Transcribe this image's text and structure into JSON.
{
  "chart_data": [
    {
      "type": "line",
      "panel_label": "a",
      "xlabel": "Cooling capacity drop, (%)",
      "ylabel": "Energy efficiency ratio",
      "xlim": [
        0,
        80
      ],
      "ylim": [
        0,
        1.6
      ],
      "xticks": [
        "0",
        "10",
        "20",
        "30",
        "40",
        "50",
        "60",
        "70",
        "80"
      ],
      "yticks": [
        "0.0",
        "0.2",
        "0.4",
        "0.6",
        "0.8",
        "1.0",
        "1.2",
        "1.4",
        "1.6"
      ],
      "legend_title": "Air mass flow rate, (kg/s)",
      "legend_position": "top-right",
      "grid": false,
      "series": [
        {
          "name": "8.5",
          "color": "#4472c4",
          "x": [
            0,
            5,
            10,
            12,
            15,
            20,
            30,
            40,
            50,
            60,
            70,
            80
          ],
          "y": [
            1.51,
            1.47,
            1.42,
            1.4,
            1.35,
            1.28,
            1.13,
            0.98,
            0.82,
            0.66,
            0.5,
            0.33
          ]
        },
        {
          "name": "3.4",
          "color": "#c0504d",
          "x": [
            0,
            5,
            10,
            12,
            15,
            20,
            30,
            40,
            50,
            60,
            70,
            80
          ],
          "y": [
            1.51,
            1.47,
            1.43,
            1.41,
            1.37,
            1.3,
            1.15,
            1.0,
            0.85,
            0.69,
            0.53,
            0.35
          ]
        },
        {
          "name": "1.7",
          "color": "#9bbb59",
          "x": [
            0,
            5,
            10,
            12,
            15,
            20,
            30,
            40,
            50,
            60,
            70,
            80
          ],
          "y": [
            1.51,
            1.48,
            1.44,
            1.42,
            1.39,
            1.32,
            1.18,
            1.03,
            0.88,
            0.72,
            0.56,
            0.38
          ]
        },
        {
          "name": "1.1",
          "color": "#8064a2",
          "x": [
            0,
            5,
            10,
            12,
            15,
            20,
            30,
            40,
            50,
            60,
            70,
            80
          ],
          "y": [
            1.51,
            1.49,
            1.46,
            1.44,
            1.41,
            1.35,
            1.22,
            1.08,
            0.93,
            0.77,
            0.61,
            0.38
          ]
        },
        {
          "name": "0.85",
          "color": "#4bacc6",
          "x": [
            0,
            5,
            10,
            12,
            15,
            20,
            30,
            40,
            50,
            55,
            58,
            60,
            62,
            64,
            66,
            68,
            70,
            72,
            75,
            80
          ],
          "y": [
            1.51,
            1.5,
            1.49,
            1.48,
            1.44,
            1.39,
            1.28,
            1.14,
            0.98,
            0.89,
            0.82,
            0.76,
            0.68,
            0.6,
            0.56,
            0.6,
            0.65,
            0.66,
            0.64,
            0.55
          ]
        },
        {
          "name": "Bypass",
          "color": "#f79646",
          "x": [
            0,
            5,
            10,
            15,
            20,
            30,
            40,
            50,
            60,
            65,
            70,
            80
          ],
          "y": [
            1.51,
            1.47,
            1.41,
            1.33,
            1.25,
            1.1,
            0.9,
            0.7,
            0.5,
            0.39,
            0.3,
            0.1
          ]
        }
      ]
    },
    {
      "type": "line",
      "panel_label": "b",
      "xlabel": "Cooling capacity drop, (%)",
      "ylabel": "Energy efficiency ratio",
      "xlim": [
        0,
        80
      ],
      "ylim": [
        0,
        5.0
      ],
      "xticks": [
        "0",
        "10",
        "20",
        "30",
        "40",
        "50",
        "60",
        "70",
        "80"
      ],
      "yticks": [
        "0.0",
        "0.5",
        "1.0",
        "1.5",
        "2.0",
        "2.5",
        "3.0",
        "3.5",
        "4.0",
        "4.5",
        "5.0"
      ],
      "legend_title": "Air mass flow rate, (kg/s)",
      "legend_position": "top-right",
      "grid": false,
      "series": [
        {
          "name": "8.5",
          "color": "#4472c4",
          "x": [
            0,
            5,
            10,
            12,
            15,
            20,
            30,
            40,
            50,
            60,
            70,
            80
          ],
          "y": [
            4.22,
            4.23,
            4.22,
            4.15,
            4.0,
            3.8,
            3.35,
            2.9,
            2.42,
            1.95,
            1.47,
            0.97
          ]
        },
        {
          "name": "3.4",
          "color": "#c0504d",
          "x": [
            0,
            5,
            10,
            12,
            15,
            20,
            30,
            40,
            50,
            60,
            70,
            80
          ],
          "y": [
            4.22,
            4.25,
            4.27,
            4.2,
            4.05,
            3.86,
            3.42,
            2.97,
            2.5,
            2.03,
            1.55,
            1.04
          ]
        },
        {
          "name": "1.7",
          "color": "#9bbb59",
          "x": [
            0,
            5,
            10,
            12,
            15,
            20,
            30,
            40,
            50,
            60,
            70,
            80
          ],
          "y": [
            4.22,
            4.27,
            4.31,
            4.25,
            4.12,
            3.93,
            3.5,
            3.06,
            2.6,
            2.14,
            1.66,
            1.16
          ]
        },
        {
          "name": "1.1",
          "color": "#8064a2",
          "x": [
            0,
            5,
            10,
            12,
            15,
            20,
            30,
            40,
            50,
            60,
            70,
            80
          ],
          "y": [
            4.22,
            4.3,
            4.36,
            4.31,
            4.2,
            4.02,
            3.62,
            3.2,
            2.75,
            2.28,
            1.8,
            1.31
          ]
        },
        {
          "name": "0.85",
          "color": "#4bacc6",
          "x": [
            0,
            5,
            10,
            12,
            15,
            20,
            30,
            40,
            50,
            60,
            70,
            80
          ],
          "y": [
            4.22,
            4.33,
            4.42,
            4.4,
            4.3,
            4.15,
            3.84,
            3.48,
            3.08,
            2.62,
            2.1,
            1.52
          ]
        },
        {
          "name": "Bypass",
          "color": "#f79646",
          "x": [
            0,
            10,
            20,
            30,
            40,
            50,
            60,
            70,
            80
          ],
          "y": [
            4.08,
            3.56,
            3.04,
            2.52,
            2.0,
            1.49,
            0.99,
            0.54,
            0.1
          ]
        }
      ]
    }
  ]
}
++++++
## Exercise goal
Output the complete data exactly as written.

## Solution to the problem
Transcribe this image's text and structure into JSON.
{
  "chart_data": [
    {
      "type": "line",
      "panel_label": "a",
      "xlabel": "Cooling capacity drop, (%)",
      "ylabel": "Energy efficiency ratio",
      "xlim": [
        0,
        80
      ],
      "ylim": [
        0,
        1.6
      ],
      "xticks": [
        "0",
        "10",
        "20",
        "30",
        "40",
        "50",
        "60",
        "70",
        "80"
      ],
      "yticks": [
        "0.0",
        "0.2",
        "0.4",
        "0.6",
        "0.8",
        "1.0",
        "1.2",
        "1.4",
        "1.6"
      ],
      "legend_title": "Air mass flow rate, (kg/s)",
      "legend_position": "top-right",
      "grid": false,
      "series": [
        {
          "name": "8.5",
          "color": "#4472c4",
          "x": [
            0,
            5,
            10,
            12,
            15,
            20,
            30,
            40,
            50,
            60,
            70,
            80
          ],
          "y": [
            1.51,
            1.47,
            1.42,
            1.4,
            1.35,
            1.28,
            1.13,
            0.98,
            0.82,
            0.66,
            0.5,
            0.33
          ]
        },
        {
          "name": "3.4",
          "color": "#c0504d",
          "x": [
            0,
            5,
            10,
            12,
            15,
            20,
            30,
            40,
            50,
            60,
            70,
            80
          ],
          "y": [
            1.51,
            1.47,
            1.43,
            1.41,
            1.37,
            1.3,
            1.15,
            1.0,
            0.85,
            0.69,
            0.53,
            0.35
          ]
        },
        {
          "name": "1.7",
          "color": "#9bbb59",
          "x": [
            0,
            5,
            10,
            12,
            15,
            20,
            30,
            40,
            50,
            60,
            70,
            80
          ],
          "y": [
            1.51,
            1.48,
            1.44,
            1.42,
            1.39,
            1.32,
            1.18,
            1.03,
            0.88,
            0.72,
            0.56,
            0.38
          ]
        },
        {
          "name": "1.1",
          "color": "#8064a2",
          "x": [
            0,
            5,
            10,
            12,
            15,
            20,
            30,
            40,
            50,
            60,
            70,
            80
          ],
          "y": [
            1.51,
            1.49,
            1.46,
            1.44,
            1.41,
            1.35,
            1.22,
            1.08,
            0.93,
            0.77,
            0.61,
            0.38
          ]
        },
        {
          "name": "0.85",
          "color": "#4bacc6",
          "x": [
            0,
            5,
            10,
            12,
            15,
            20,
            30,
            40,
            50,
            55,
            58,
            60,
            62,
            64,
            66,
            68,
            70,
            72,
            75,
            80
          ],
          "y": [
            1.51,
            1.5,
            1.49,
            1.48,
            1.44,
            1.39,
            1.28,
            1.14,
            0.98,
            0.89,
            0.82,
            0.76,
            0.68,
            0.6,
            0.56,
            0.6,
            0.65,
            0.66,
            0.64,
            0.55
          ]
        },
        {
          "name": "Bypass",
          "color": "#f79646",
          "x": [
            0,
            5,
            10,
            15,
            20,
            30,
            40,
            50,
            60,
            65,
            70,
            80
          ],
          "y": [
            1.51,
            1.47,
            1.41,
            1.33,
            1.25,
            1.1,
            0.9,
            0.7,
            0.5,
            0.39,
            0.3,
            0.1
          ]
        }
      ]
    },
    {
      "type": "line",
      "panel_label": "b",
      "xlabel": "Cooling capacity drop, (%)",
      "ylabel": "Energy efficiency ratio",
      "xlim": [
        0,
        80
      ],
      "ylim": [
        0,
        5.0
      ],
      "xticks": [
        "0",
        "10",
        "20",
        "30",
        "40",
        "50",
        "60",
        "70",
        "80"
      ],
      "yticks": [
        "0.0",
        "0.5",
        "1.0",
        "1.5",
        "2.0",
        "2.5",
        "3.0",
        "3.5",
        "4.0",
        "4.5",
        "5.0"
      ],
      "legend_title": "Air mass flow rate, (kg/s)",
      "legend_position": "top-right",
      "grid": false,
      "series": [
        {
          "name": "8.5",
          "color": "#4472c4",
          "x": [
            0,
            5,
            10,
            12,
            15,
            20,
            30,
            40,
            50,
            60,
            70,
            80
          ],
          "y": [
            4.22,
            4.23,
            4.22,
            4.15,
            4.0,
            3.8,
            3.35,
            2.9,
            2.42,
            1.95,
            1.47,
            0.97
          ]
        },
        {
          "name": "3.4",
          "color": "#c0504d",
          "x": [
            0,
            5,
            10,
            12,
            15,
            20,
            30,
            40,
            50,
            60,
            70,
            80
          ],
          "y": [
            4.22,
            4.25,
            4.27,
            4.2,
            4.05,
            3.86,
            3.42,
            2.97,
            2.5,
            2.03,
            1.55,
            1.04
          ]
        },
        {
          "name": "1.7",
          "color": "#9bbb59",
          "x": [
            0,
            5,
            10,
            12,
            15,
            20,
            30,
            40,
            50,
            60,
            70,
            80
          ],
          "y": [
            4.22,
            4.27,
            4.31,
            4.25,
            4.12,
            3.93,
            3.5,
            3.06,
            2.6,
            2.14,
            1.66,
            1.16
          ]
        },
        {
          "name": "1.1",
          "color": "#8064a2",
          "x": [
            0,
            5,
            10,
            12,
            15,
            20,
            30,
            40,
            50,
            60,
            70,
            80
          ],
          "y": [
            4.22,
            4.3,
            4.36,
            4.31,
            4.2,
            4.02,
            3.62,
            3.2,
            2.75,
            2.28,
            1.8,
            1.31
          ]
        },
        {
          "name": "0.85",
          "color": "#4bacc6",
          "x": [
            0,
            5,
            10,
            12,
            15,
            20,
            30,
            40,
            50,
            60,
            70,
            80
          ],
          "y": [
            4.22,
            4.33,
            4.42,
            4.4,
            4.3,
            4.15,
            3.84,
            3.48,
            3.08,
            2.62,
            2.1,
            1.52
          ]
        },
        {
          "name": "Bypass",
          "color": "#f79646",
          "x": [
            0,
            10,
            20,
            30,
            40,
            50,
            60,
            70,
            80
          ],
          "y": [
            4.08,
            3.56,
            3.04,
            2.52,
            2.0,
            1.49,
            0.99,
            0.54,
            0.1
          ]
        }
      ]
    }
  ]
}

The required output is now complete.